» MATERIAL TO PROCESS:
-- Begin --

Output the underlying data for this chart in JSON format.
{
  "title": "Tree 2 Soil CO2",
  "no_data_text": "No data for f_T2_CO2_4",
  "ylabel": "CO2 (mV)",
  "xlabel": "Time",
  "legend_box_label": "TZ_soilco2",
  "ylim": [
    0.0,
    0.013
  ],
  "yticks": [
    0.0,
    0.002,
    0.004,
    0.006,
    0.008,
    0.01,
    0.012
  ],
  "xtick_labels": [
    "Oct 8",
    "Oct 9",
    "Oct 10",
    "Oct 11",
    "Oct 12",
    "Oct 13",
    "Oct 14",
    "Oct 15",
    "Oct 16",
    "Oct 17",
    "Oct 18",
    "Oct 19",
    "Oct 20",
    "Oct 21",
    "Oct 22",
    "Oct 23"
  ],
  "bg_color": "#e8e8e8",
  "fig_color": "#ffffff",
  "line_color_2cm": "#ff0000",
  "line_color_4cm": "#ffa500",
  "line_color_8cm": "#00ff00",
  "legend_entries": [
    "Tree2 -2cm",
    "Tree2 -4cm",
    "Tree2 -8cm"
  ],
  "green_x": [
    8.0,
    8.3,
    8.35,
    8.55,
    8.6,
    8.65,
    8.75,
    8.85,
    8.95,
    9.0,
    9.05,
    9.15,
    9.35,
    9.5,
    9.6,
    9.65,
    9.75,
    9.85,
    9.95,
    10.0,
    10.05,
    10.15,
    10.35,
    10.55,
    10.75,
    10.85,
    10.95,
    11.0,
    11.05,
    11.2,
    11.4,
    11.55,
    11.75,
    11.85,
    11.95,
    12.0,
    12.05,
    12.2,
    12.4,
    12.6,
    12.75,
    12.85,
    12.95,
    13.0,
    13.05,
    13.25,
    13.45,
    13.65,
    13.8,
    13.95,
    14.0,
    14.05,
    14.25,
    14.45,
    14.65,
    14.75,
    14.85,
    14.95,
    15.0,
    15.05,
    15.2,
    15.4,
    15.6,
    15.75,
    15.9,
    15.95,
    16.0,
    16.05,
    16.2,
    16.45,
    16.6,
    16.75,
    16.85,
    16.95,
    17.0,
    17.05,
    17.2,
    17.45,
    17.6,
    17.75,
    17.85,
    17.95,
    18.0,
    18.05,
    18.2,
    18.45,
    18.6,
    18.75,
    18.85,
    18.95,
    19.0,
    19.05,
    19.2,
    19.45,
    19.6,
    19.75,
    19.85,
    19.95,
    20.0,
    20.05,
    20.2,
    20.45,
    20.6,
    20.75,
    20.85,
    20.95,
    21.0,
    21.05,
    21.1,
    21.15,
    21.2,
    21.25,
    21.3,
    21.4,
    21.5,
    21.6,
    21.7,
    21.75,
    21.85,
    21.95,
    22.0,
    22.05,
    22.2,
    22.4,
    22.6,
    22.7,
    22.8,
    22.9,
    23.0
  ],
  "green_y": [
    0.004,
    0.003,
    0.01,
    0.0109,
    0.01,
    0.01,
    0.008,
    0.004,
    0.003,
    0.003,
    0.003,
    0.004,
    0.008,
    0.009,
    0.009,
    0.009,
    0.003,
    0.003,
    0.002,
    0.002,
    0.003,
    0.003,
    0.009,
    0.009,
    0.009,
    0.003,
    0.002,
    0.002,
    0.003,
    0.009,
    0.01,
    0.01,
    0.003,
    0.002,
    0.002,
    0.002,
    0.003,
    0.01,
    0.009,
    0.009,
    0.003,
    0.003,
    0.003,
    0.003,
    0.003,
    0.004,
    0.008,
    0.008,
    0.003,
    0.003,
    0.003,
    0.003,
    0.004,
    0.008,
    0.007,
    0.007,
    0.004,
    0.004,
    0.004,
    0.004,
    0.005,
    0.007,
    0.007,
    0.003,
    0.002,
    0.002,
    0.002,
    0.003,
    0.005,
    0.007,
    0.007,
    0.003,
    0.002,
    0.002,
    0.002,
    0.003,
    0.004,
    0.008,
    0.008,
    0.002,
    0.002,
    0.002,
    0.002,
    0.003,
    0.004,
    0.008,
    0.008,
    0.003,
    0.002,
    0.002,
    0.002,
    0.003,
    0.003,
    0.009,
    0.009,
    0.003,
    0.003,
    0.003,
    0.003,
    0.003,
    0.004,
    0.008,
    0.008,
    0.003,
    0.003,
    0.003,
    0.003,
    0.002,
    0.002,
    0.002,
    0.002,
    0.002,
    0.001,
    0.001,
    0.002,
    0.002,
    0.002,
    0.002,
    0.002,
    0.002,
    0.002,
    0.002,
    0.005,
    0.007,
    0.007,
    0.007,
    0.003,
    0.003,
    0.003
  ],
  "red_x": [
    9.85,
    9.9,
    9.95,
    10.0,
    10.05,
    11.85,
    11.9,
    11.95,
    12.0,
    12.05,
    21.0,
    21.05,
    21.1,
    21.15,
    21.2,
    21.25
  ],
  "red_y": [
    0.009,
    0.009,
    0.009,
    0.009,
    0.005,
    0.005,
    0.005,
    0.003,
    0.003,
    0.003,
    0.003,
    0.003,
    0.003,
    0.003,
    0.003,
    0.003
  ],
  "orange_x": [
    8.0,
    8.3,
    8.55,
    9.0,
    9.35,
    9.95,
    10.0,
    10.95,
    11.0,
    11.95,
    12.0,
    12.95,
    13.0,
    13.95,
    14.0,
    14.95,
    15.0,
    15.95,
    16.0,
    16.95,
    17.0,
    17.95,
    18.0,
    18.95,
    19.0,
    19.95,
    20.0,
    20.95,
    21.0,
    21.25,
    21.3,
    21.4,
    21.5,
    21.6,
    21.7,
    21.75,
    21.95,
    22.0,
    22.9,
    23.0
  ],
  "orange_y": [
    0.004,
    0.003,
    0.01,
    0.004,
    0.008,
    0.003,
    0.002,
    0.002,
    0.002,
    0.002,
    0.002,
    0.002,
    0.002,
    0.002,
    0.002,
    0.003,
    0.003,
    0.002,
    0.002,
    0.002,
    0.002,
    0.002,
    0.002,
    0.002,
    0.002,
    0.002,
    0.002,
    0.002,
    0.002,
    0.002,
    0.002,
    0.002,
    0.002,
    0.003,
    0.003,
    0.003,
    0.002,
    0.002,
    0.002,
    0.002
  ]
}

-- End --

» TASK DIRECTIONS:
Tally up the lines in the preceding listing that contain the string "data". Respond with the number and nothing else.

» SOLUTION TO THIS PROBLEM:
2